[Task instructions] For each line below that includes the word "title", make a copy.

# Start of Exercise input

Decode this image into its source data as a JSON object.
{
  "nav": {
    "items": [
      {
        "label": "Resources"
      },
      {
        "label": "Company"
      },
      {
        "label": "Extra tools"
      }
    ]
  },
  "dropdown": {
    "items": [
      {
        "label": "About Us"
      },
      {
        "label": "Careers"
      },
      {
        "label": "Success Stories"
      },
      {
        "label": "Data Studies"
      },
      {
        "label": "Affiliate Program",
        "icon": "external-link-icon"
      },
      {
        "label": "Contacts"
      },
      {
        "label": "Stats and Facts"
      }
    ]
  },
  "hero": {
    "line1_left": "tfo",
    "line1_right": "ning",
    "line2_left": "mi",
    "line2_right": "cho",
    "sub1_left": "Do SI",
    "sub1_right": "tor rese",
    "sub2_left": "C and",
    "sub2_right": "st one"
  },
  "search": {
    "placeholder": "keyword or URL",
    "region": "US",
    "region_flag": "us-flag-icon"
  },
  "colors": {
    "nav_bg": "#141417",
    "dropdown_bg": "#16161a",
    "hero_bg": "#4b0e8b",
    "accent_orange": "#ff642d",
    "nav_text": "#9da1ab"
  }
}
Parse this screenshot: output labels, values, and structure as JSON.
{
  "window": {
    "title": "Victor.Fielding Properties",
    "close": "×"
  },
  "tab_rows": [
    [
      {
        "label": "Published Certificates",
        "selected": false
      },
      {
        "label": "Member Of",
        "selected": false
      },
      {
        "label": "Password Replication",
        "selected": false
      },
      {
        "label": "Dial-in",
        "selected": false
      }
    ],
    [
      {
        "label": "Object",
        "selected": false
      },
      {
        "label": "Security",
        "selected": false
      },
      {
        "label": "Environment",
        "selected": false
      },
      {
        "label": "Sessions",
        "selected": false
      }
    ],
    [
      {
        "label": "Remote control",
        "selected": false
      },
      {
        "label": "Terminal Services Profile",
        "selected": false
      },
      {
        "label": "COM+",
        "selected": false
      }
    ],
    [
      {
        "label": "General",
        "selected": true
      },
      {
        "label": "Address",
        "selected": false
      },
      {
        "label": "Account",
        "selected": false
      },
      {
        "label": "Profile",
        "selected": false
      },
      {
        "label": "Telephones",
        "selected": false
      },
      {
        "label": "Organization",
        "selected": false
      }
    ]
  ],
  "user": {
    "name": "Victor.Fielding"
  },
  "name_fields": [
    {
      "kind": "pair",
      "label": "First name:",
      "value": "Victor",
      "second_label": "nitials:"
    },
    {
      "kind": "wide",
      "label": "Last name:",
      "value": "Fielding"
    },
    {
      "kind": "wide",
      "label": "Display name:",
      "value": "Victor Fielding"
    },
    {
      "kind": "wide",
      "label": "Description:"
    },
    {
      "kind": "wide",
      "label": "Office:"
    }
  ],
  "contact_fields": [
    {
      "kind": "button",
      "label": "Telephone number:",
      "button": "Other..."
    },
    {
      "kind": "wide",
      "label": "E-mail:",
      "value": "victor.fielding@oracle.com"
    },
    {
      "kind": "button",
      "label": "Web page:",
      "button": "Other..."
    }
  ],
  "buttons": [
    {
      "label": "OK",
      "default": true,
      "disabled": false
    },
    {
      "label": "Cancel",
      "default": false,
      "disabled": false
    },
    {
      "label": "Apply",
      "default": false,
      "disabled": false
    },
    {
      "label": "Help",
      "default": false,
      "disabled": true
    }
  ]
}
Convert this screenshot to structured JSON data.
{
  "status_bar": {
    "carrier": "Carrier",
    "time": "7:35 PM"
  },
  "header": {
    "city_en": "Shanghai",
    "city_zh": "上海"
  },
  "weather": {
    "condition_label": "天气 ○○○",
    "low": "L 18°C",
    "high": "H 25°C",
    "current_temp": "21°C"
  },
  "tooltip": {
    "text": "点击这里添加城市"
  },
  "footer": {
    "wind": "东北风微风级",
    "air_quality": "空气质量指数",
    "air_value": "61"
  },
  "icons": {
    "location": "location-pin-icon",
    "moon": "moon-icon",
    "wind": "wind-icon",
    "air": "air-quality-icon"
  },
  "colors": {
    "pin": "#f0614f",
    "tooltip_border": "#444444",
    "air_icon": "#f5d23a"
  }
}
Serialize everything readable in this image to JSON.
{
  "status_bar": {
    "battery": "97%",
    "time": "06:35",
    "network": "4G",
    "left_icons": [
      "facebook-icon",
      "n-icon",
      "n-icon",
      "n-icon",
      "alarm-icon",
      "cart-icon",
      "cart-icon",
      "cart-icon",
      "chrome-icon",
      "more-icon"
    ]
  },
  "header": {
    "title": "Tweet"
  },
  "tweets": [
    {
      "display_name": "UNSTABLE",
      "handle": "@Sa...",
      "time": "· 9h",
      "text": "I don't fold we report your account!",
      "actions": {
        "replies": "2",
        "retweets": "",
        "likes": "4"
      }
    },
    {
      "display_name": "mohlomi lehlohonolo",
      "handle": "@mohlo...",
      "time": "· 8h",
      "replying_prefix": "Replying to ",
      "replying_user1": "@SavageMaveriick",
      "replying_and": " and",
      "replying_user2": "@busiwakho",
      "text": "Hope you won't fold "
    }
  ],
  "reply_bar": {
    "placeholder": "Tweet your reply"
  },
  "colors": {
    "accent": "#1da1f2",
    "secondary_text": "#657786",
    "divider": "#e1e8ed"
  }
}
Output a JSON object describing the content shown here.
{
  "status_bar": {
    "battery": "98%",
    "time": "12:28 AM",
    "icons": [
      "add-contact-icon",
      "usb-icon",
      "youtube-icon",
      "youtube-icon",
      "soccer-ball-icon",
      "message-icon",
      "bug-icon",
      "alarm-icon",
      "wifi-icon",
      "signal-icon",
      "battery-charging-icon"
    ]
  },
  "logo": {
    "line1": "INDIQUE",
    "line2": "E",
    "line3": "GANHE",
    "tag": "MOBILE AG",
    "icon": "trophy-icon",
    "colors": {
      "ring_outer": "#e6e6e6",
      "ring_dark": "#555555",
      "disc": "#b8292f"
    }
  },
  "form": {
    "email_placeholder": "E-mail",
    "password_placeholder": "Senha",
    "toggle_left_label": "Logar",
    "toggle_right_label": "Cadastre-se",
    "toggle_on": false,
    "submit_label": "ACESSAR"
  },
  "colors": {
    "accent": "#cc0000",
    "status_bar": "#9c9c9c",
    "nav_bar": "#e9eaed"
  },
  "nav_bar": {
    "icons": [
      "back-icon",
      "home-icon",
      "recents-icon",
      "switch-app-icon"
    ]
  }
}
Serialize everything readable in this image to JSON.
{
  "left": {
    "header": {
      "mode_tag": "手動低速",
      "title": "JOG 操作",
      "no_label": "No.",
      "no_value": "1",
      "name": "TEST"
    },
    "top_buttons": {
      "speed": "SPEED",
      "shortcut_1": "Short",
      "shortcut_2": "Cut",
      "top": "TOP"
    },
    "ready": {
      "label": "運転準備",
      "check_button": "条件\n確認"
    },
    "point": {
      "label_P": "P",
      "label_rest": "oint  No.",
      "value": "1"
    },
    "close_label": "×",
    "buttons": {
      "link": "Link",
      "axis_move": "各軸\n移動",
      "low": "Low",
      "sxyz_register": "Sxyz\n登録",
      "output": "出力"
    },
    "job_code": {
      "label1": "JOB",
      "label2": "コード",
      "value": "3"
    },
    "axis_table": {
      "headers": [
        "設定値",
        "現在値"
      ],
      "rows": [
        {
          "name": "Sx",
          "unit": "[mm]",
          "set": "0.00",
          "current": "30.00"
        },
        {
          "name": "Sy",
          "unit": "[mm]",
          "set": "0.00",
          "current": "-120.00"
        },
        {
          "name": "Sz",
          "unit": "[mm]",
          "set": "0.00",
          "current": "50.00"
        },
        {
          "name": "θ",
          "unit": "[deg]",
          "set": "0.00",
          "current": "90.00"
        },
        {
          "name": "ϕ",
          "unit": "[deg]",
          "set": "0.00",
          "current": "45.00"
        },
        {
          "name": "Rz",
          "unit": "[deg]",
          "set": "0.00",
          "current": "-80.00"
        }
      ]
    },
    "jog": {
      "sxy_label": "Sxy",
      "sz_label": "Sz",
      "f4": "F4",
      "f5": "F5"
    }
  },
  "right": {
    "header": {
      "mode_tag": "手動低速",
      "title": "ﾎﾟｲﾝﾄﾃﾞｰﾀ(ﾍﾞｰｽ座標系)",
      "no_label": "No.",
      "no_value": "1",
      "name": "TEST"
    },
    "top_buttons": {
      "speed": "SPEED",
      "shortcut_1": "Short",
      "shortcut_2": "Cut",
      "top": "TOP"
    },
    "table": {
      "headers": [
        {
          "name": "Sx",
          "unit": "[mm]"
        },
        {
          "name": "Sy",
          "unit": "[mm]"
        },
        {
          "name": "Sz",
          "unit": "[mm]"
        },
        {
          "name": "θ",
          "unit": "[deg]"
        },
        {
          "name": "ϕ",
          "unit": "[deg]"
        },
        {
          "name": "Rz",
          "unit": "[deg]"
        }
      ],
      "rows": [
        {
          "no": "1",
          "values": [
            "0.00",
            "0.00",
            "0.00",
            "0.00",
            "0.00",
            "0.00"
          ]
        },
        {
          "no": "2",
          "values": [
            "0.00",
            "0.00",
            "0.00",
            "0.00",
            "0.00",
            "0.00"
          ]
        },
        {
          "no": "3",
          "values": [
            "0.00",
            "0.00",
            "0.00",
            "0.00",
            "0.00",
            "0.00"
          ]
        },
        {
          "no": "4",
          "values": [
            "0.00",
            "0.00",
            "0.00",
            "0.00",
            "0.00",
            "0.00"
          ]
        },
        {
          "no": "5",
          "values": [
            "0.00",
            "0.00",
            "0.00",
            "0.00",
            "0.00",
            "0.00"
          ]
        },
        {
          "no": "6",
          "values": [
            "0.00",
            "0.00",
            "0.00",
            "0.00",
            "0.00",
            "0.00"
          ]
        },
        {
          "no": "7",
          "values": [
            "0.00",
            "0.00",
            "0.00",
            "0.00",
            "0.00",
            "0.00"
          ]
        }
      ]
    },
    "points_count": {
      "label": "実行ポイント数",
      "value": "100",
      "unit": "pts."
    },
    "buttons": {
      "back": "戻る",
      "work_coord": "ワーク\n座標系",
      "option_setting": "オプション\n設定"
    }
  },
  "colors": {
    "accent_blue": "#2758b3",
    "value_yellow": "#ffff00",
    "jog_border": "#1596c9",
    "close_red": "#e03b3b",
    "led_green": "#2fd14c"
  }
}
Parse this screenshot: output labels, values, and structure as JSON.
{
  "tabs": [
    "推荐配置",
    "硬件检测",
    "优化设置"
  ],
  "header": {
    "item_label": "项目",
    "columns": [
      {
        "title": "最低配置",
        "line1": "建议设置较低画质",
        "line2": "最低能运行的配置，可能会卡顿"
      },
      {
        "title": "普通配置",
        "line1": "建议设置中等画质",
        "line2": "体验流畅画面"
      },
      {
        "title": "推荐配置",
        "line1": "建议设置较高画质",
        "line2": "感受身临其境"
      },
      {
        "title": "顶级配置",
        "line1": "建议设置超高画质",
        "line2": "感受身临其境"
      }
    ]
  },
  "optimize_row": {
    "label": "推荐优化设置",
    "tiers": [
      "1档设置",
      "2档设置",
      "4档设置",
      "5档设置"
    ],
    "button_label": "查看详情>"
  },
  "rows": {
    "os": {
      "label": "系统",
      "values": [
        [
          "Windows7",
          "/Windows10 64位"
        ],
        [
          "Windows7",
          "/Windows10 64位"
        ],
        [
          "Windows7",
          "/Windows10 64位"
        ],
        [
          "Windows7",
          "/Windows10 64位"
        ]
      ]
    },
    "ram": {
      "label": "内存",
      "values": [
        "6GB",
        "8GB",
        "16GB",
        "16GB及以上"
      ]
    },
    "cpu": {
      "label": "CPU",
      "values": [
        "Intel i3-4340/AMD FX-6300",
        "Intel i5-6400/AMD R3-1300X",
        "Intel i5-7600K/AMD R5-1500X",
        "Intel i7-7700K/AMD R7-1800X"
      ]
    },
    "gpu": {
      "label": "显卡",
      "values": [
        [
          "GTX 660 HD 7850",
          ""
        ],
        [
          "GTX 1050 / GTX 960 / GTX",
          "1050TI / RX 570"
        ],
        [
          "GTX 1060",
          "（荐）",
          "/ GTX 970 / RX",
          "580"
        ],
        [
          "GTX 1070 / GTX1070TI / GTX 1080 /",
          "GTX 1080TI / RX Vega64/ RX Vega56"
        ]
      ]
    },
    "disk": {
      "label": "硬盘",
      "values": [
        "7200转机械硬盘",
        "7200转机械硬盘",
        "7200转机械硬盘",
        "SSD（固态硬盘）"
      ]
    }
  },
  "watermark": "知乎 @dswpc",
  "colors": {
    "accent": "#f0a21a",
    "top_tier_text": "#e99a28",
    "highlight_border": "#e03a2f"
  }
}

# End of Exercise input

[Exercise output]
    "title": "Victor.Fielding Properties",
    "title": "Tweet"
      "title": "JOG 操作",
      "title": "ﾎﾟｲﾝﾄﾃﾞｰﾀ(ﾍﾞｰｽ座標系)",
        "title": "最低配置",
        "title": "普通配置",
        "title": "推荐配置",
        "title": "顶级配置",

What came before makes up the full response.